'''

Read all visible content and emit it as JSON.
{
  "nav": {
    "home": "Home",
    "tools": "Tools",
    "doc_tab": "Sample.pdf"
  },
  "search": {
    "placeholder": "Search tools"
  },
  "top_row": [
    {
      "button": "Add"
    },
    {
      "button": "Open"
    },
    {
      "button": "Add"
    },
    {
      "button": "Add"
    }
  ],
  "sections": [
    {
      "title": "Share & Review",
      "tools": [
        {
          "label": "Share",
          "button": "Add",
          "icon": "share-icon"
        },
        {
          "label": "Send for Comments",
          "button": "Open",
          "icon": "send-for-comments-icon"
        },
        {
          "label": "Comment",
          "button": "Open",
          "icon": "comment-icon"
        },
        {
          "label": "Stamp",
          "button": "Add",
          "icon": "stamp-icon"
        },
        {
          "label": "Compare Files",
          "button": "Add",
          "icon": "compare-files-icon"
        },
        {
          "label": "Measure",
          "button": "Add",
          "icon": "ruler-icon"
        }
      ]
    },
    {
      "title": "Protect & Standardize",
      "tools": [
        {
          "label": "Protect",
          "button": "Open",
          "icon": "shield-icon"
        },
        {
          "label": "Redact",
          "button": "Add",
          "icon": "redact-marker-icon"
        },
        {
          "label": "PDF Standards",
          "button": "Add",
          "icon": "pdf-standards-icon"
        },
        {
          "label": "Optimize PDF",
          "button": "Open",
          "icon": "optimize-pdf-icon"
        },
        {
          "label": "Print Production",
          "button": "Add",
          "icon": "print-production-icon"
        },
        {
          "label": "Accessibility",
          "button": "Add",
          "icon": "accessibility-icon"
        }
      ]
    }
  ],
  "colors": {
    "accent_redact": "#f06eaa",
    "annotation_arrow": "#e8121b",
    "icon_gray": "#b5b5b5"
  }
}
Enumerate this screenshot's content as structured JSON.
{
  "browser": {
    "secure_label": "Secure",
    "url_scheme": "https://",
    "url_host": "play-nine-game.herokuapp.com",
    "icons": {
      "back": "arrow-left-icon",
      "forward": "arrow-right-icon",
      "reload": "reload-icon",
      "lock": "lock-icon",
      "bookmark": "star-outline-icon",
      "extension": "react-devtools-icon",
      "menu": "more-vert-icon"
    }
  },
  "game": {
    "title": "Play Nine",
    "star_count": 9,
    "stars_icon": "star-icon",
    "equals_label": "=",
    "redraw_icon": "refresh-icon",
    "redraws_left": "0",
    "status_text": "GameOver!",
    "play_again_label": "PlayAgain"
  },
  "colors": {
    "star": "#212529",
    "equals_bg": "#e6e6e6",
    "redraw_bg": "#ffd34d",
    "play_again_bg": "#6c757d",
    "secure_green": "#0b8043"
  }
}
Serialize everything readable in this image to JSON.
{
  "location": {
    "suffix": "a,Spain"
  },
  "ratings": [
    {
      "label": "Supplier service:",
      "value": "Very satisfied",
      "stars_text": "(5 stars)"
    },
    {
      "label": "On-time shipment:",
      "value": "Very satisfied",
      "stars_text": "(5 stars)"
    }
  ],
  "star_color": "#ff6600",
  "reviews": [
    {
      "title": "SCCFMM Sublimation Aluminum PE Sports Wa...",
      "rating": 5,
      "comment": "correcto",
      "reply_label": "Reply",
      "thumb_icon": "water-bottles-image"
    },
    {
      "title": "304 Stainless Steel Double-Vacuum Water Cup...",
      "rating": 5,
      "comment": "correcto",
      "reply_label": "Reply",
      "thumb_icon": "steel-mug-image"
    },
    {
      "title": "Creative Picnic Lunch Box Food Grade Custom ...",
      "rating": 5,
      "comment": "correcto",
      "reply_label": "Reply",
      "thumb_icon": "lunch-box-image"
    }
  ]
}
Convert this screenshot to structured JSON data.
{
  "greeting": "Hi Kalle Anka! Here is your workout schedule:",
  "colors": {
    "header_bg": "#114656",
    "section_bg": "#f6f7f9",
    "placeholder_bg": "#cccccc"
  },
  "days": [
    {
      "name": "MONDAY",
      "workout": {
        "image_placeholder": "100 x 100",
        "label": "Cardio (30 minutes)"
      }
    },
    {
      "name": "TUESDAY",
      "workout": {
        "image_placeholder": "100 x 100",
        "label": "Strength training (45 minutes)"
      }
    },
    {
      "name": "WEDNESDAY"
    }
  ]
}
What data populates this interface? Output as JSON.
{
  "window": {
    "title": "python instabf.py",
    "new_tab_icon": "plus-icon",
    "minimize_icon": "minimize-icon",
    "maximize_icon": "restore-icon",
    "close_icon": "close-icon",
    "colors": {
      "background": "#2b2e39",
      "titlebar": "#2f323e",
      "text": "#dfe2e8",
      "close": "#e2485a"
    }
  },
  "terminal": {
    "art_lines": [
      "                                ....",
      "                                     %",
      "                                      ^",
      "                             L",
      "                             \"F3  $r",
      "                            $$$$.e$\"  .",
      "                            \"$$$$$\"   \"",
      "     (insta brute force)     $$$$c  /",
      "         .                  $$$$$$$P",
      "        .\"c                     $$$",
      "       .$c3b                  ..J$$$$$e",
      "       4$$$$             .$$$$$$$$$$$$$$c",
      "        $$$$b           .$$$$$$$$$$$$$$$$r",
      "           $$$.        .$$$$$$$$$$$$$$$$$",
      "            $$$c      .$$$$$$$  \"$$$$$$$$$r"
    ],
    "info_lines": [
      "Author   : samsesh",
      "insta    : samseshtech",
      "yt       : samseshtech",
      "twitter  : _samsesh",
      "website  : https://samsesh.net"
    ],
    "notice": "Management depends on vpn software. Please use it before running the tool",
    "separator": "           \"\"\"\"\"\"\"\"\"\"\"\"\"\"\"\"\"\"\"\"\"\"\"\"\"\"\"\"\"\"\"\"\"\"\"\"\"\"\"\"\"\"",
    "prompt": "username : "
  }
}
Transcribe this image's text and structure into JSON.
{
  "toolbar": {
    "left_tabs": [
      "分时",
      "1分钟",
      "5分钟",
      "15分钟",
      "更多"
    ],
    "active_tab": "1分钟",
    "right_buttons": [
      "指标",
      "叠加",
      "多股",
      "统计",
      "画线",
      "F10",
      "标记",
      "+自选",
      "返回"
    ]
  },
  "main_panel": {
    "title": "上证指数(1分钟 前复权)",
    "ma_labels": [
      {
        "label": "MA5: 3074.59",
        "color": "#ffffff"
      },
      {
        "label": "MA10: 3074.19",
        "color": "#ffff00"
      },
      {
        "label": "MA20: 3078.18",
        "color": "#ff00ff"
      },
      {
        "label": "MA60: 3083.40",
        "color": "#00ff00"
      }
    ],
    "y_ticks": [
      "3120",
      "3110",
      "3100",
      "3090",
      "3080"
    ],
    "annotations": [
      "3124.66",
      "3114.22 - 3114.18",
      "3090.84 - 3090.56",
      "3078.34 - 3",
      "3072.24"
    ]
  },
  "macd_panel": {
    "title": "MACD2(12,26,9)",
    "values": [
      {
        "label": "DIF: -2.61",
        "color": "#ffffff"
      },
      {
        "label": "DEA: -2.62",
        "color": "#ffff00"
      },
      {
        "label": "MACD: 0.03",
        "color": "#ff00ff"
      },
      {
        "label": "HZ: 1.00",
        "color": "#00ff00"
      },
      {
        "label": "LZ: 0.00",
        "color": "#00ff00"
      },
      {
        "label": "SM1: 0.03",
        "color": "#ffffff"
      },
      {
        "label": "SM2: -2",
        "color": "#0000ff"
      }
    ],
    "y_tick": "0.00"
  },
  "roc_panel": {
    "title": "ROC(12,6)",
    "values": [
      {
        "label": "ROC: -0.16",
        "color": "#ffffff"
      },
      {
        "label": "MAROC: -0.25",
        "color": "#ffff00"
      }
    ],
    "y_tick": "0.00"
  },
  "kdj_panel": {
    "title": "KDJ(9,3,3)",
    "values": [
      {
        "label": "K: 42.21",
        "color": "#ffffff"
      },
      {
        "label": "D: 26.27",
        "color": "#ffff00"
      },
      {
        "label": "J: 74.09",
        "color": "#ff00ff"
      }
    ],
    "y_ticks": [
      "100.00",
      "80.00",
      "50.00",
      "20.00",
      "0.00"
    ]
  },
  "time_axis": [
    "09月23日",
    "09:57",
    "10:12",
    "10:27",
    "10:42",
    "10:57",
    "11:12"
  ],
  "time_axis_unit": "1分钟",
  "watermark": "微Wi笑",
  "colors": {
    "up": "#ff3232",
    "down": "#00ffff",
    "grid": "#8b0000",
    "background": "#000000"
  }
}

'''

**Task to complete**:
Gather from the data above every line with the string "this".

**Exercise result**:
Enumerate this screenshot's content as structured JSON.
Serialize everything readable in this image to JSON.
Convert this screenshot to structured JSON data.
What data populates this interface? Output as JSON.
Transcribe this image's text and structure into JSON.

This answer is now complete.